**GIVEN INSTRUCTION**.
Where the string "waveform" occurs in the material below, report the whole line.

**AVAILABLE RECORDS**.
========================
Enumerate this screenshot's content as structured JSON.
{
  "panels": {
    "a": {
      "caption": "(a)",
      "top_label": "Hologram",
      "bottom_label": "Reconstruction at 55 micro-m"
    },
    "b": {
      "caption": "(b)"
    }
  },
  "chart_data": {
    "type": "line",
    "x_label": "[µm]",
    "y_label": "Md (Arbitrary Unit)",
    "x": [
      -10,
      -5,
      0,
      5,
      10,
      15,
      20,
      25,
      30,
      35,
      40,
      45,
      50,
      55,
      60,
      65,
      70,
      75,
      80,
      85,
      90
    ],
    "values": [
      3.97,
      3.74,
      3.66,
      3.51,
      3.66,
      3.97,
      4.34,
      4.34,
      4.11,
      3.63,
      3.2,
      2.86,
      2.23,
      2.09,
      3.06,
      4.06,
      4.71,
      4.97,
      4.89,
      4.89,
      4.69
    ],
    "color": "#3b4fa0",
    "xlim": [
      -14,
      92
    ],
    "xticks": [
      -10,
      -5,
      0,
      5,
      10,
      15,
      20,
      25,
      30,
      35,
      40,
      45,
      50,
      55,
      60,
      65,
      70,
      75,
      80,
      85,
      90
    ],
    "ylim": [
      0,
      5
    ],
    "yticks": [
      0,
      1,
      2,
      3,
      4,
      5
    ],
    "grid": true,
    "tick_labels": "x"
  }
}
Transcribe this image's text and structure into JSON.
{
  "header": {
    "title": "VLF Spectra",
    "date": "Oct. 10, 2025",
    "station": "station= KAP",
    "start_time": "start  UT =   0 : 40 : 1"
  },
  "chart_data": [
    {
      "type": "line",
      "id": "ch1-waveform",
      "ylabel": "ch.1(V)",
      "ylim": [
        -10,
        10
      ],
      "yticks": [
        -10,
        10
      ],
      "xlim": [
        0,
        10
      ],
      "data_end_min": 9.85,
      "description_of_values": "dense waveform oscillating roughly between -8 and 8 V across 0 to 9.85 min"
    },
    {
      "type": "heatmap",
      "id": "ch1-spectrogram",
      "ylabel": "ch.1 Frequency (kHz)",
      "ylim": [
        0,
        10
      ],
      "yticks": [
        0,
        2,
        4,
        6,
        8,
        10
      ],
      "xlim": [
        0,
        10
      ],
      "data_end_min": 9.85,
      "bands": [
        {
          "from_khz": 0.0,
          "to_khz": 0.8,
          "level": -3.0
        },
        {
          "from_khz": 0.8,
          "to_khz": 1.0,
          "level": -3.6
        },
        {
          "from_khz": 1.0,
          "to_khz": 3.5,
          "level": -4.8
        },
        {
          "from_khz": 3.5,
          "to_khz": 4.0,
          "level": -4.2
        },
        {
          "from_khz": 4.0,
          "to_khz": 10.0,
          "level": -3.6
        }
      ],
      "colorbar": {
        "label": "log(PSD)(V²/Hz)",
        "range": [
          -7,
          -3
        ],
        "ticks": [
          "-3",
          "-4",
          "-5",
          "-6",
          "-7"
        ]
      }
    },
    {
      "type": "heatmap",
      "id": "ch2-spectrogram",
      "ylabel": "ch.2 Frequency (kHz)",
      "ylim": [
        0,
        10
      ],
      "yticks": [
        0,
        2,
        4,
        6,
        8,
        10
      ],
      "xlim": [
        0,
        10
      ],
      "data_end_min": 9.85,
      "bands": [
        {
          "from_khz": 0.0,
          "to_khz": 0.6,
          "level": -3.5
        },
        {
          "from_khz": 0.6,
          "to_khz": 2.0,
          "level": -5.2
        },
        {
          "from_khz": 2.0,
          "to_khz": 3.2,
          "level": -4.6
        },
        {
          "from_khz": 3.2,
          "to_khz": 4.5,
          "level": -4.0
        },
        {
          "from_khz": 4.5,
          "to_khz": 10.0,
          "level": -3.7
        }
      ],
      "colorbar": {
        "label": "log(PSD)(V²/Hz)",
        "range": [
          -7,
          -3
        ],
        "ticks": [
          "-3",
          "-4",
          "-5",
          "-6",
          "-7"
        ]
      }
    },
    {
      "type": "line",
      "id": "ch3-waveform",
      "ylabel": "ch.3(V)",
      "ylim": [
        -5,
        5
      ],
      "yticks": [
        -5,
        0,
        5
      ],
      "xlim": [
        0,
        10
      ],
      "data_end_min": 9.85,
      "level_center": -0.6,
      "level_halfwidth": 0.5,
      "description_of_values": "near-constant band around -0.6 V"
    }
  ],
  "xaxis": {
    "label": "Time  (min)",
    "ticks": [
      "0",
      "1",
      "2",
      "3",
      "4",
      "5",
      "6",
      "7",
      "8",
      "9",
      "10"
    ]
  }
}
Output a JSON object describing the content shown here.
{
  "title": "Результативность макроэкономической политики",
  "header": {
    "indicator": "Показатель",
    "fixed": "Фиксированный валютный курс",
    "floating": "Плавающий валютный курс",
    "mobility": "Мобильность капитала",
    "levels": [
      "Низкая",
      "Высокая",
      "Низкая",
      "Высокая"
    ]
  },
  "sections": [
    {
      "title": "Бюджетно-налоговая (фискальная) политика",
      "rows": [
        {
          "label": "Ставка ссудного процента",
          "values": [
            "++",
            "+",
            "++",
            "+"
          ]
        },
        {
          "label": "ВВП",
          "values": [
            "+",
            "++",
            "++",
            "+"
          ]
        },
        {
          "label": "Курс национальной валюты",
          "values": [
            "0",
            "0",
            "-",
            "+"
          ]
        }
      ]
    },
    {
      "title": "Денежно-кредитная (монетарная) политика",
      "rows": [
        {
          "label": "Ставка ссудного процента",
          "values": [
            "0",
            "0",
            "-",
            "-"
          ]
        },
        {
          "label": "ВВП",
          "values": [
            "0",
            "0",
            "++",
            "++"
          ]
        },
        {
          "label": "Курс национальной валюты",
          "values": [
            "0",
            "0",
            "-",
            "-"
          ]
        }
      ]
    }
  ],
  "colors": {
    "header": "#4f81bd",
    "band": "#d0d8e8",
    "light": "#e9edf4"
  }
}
========================
**WRITTEN ANSWER**.
      "id": "ch1-waveform",
      "description_of_values": "dense waveform oscillating roughly between -8 and 8 V across 0 to 9.85 min"
      "id": "ch3-waveform",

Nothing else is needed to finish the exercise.